Written task:
Provide nothing but the number of lines containing the string "Zoll".

Provided records:
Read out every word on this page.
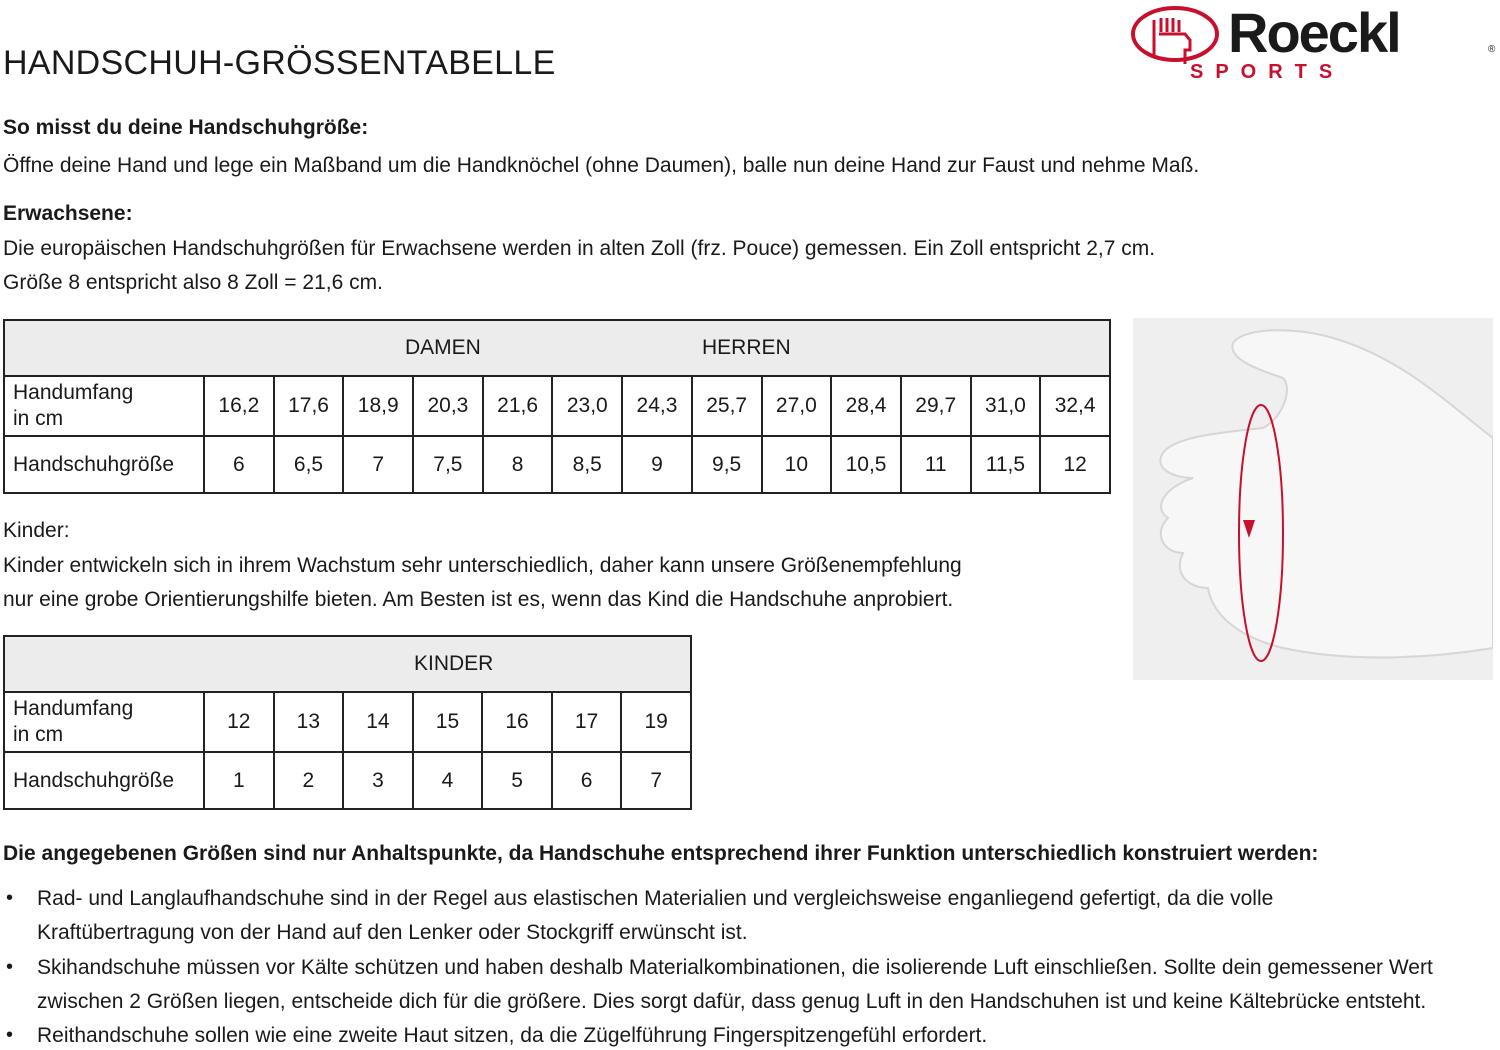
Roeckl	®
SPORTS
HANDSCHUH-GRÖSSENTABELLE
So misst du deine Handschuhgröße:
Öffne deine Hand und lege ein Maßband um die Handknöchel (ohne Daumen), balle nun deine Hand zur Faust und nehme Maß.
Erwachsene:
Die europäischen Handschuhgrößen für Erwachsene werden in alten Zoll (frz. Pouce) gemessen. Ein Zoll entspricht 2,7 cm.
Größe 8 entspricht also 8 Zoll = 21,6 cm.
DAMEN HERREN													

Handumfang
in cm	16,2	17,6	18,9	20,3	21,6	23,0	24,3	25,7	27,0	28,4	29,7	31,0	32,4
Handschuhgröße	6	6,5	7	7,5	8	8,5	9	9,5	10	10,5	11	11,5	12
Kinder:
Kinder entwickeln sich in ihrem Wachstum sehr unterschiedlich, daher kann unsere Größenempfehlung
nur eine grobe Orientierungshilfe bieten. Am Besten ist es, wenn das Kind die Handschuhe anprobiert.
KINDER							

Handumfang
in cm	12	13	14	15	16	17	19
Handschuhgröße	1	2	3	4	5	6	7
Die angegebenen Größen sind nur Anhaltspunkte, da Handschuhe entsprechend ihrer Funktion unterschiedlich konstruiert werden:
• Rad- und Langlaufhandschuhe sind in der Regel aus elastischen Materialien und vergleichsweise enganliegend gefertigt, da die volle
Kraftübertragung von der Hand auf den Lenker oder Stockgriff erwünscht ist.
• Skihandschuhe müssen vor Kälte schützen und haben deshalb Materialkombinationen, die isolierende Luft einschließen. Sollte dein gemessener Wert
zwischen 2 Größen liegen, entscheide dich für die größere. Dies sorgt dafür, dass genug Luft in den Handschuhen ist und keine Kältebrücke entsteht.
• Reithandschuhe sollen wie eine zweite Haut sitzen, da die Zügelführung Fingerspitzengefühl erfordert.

Reply:
2